## Task to carry out
Each entry below must be repeated exactly, with pictures left out.

## Records supplied

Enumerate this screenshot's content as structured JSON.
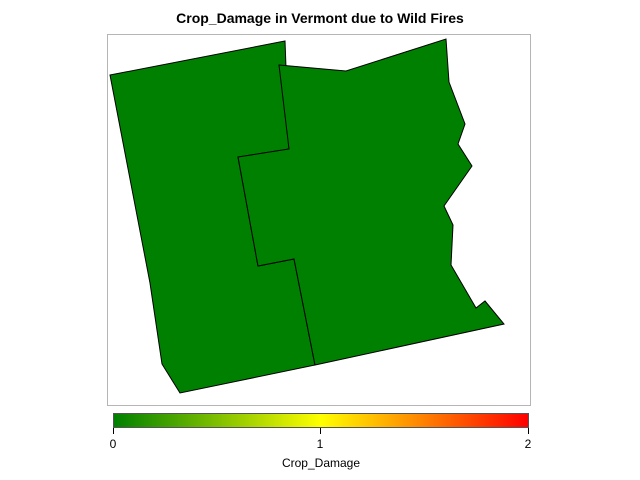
{
  "title": "Crop_Damage in Vermont due to Wild Fires",
  "map": {
    "regions": [
      {
        "name": "",
        "value": 0
      },
      {
        "name": "",
        "value": 0
      }
    ],
    "fill_color": "#008000",
    "border_color": "#000000"
  },
  "legend": {
    "title": "Crop_Damage",
    "min": 0,
    "max": 2,
    "ticks": [
      "0",
      "1",
      "2"
    ],
    "colors": [
      "#008000",
      "#ffff00",
      "#ff0000"
    ]
  }
}
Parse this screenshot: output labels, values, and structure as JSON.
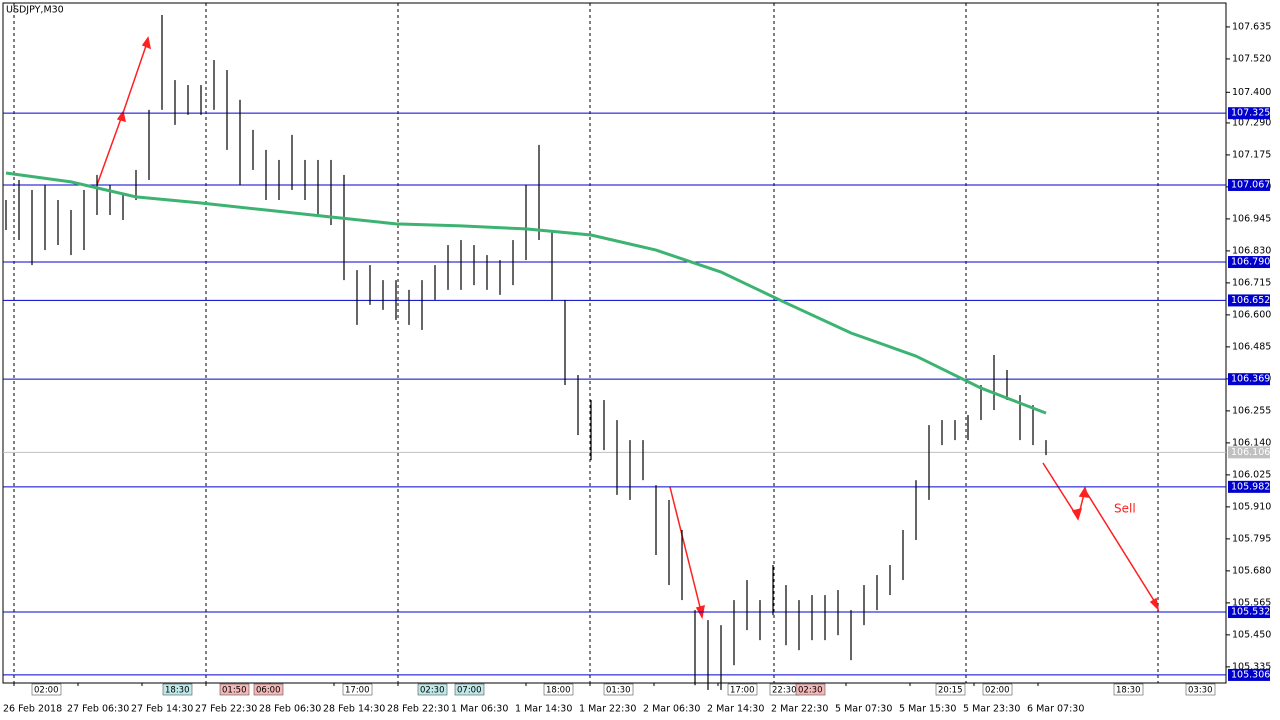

## Expected answer
Enumerate this screenshot's content as structured JSON.
{
  "title": "Crop_Damage in Vermont due to Wild Fires",
  "map": {
    "regions": [
      {
        "name": "",
        "value": 0
      },
      {
        "name": "",
        "value": 0
      }
    ],
    "fill_color": "#008000",
    "border_color": "#000000"
  },
  "legend": {
    "title": "Crop_Damage",
    "min": 0,
    "max": 2,
    "ticks": [
      "0",
      "1",
      "2"
    ],
    "colors": [
      "#008000",
      "#ffff00",
      "#ff0000"
    ]
  }
}
Parse this screenshot: output labels, values, and structure as JSON.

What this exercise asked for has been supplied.